---- SUPPLIED DATA
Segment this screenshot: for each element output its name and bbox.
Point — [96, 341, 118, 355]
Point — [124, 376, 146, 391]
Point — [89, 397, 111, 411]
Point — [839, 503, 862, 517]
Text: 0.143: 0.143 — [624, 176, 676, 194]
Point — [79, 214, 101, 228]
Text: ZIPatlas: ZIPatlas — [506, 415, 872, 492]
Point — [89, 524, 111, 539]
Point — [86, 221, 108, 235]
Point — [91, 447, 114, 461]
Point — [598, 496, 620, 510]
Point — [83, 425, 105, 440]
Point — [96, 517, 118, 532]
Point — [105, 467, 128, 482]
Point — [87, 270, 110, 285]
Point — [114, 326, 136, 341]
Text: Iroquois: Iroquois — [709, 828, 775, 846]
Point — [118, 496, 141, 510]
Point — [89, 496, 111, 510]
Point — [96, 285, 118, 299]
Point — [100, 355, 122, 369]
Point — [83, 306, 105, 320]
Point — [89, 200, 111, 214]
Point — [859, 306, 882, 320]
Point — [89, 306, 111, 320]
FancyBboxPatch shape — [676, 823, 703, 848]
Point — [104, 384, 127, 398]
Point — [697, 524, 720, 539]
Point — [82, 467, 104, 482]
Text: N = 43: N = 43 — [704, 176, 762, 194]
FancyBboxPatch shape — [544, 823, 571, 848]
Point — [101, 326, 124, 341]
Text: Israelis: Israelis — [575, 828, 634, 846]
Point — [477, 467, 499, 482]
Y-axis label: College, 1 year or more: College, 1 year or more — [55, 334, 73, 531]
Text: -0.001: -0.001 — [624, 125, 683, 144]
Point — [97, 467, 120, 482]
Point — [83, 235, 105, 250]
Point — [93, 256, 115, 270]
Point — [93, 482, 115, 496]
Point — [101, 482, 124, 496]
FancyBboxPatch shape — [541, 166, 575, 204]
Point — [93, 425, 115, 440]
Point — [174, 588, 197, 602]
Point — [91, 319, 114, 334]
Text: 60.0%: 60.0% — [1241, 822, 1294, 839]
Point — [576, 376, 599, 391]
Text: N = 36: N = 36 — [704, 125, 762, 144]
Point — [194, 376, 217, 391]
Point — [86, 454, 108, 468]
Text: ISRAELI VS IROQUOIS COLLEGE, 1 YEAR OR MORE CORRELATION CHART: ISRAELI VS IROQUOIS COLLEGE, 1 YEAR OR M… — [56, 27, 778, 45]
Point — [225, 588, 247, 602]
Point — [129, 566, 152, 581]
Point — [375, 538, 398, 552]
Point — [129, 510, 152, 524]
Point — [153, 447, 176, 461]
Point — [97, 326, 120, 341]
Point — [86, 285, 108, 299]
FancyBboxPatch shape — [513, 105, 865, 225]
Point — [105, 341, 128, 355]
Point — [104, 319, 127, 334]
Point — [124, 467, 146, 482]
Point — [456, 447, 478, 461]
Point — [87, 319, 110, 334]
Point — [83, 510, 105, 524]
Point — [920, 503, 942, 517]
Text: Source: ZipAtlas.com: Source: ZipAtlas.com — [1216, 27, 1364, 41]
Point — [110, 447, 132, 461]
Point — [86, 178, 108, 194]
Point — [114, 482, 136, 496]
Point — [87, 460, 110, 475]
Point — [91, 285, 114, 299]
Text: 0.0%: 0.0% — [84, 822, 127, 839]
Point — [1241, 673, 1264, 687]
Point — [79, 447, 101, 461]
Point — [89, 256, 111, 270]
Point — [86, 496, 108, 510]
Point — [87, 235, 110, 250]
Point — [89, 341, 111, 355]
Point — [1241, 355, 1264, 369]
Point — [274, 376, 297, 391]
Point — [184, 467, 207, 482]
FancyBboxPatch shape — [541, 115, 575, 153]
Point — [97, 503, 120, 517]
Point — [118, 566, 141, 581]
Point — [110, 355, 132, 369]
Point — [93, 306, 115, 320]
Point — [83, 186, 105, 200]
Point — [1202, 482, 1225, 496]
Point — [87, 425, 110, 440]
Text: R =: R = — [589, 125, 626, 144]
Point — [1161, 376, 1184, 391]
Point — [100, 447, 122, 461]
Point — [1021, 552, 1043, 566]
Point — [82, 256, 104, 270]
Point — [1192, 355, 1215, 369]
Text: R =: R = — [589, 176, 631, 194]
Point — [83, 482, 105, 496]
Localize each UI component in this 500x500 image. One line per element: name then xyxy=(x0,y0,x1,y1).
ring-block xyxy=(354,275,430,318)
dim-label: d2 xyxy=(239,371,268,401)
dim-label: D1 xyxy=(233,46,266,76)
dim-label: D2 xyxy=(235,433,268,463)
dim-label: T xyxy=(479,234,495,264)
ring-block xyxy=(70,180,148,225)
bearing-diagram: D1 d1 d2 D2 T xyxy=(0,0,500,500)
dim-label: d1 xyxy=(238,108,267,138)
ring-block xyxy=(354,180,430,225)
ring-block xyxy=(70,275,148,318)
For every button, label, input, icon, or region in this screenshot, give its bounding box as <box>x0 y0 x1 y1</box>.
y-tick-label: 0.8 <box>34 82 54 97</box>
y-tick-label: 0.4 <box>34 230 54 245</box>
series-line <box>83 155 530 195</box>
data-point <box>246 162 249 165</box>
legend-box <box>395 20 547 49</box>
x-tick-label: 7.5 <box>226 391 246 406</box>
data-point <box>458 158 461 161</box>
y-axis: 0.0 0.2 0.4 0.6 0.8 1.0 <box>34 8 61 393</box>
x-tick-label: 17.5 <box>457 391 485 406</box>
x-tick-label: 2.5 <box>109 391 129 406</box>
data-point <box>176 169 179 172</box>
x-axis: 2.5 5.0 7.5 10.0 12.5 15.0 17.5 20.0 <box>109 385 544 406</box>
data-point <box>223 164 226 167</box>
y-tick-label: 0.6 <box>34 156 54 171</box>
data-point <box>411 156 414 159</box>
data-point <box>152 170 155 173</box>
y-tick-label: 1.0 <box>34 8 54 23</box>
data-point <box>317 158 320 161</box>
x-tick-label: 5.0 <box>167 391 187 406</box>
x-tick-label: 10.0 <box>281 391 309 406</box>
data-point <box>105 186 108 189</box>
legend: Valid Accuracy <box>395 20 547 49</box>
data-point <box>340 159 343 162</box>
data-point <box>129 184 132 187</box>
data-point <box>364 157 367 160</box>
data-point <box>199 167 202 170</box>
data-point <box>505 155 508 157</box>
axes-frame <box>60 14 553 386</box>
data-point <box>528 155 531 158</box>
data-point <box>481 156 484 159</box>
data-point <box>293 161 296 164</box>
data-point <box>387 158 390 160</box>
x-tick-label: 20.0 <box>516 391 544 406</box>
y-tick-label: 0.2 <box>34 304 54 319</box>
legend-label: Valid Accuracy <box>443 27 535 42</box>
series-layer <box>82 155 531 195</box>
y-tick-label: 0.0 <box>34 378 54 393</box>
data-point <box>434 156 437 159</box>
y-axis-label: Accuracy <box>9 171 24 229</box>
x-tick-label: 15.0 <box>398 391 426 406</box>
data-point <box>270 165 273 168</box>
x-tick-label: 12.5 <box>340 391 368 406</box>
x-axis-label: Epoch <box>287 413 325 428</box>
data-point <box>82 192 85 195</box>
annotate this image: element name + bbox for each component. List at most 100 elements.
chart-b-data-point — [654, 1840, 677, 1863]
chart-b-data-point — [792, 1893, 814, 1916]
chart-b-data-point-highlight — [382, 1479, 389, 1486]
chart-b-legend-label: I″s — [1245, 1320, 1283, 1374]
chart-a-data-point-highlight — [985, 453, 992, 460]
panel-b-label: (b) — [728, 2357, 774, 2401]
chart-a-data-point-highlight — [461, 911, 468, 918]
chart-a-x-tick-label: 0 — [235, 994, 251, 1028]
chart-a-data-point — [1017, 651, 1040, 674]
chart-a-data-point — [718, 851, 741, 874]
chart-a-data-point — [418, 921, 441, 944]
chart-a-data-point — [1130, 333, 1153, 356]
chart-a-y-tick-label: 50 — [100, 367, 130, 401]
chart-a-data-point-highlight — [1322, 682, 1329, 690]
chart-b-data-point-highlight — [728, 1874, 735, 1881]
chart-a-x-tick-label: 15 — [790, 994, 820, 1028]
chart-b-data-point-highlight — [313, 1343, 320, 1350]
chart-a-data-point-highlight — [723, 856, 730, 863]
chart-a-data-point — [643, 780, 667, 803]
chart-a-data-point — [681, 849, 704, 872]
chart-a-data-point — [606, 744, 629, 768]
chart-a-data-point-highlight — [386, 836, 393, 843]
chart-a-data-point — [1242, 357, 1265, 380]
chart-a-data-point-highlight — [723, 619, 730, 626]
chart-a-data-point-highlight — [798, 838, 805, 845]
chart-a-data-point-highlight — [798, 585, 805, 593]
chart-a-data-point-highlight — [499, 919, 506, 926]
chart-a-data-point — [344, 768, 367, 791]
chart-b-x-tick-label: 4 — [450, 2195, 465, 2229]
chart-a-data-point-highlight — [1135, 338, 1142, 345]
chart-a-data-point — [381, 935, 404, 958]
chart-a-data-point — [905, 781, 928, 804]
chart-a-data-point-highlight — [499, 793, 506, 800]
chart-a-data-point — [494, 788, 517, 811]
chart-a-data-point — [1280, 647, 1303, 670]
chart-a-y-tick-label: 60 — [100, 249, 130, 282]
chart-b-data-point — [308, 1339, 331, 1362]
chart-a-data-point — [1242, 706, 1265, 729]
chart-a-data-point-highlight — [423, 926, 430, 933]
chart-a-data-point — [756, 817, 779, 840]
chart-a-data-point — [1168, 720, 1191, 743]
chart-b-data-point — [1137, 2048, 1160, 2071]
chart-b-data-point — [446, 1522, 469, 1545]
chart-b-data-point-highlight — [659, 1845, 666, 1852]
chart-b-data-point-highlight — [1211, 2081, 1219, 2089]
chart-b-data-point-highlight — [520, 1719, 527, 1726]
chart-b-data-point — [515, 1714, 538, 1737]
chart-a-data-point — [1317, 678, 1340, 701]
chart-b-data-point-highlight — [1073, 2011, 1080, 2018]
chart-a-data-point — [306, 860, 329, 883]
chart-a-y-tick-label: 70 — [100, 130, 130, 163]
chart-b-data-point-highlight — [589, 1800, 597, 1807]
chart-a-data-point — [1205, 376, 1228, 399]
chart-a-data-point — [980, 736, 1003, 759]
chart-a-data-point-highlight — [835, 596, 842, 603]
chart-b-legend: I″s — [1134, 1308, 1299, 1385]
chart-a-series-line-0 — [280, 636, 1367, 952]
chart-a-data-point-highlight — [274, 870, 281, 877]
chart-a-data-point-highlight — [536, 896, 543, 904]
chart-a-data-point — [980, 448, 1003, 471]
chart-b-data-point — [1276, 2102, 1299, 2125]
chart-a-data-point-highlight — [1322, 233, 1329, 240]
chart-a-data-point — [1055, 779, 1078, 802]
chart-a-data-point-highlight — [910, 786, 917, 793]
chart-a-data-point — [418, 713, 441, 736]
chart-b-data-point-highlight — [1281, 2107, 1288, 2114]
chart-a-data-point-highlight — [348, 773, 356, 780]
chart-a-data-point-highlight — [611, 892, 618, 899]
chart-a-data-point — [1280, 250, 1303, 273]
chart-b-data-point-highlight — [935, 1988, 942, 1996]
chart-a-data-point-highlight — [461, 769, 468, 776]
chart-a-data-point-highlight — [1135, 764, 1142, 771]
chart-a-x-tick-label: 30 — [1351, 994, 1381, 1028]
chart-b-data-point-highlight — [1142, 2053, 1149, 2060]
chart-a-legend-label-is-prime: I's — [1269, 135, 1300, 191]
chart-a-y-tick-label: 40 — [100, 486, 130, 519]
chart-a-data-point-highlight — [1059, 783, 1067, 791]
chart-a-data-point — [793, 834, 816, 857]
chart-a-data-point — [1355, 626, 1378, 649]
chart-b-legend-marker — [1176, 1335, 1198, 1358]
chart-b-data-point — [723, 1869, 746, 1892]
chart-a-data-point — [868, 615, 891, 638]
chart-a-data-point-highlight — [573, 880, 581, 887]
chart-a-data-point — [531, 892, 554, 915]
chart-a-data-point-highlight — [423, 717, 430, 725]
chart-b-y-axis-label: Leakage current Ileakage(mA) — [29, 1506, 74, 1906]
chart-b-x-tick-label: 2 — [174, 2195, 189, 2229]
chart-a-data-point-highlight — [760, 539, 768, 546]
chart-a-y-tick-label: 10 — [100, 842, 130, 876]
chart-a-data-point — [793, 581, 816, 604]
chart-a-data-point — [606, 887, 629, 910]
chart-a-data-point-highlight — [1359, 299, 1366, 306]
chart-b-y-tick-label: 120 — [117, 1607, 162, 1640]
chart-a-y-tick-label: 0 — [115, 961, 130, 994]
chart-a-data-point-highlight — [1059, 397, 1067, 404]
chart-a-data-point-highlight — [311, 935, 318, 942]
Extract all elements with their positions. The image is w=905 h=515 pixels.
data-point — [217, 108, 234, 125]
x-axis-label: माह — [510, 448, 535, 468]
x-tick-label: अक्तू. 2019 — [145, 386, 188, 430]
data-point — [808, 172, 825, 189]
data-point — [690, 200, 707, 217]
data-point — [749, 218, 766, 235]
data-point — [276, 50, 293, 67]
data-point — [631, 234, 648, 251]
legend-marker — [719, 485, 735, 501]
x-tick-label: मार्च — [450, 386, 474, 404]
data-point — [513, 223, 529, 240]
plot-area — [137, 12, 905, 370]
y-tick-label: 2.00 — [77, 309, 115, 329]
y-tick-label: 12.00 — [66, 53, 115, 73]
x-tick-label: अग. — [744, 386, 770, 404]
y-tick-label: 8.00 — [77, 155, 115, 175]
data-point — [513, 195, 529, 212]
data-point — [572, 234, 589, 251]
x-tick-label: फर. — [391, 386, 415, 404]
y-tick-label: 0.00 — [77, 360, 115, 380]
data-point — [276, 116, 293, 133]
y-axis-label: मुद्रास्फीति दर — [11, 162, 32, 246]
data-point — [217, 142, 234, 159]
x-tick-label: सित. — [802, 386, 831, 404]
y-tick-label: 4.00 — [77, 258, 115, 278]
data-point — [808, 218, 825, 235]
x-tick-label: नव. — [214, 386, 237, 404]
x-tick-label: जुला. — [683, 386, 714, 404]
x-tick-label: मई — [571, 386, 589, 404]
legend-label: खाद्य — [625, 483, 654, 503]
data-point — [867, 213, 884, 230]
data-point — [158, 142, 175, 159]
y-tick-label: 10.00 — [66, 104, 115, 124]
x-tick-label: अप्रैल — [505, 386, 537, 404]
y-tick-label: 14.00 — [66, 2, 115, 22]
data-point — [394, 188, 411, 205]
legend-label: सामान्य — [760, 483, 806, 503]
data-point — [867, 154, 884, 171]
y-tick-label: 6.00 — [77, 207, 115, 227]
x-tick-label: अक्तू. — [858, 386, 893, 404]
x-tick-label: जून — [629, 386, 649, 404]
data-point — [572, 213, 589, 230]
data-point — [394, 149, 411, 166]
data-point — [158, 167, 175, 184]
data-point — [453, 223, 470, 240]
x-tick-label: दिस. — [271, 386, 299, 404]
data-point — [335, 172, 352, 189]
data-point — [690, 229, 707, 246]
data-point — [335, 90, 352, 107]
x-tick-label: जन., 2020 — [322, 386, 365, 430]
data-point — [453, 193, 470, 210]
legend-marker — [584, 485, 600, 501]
--------
_TASK BRIEF:_ Rewrite the data from the first line through the line containing "Point — [89, 524, 111, 539]", changing each "Point" to "Marker" and leaving everything else the same.

_EXERCISE ANSWER:_
Segment this screenshot: for each element output its name and bbox.
Marker — [96, 341, 118, 355]
Marker — [124, 376, 146, 391]
Marker — [89, 397, 111, 411]
Marker — [839, 503, 862, 517]
Text: 0.143: 0.143 — [624, 176, 676, 194]
Marker — [79, 214, 101, 228]
Text: ZIPatlas: ZIPatlas — [506, 415, 872, 492]
Marker — [89, 524, 111, 539]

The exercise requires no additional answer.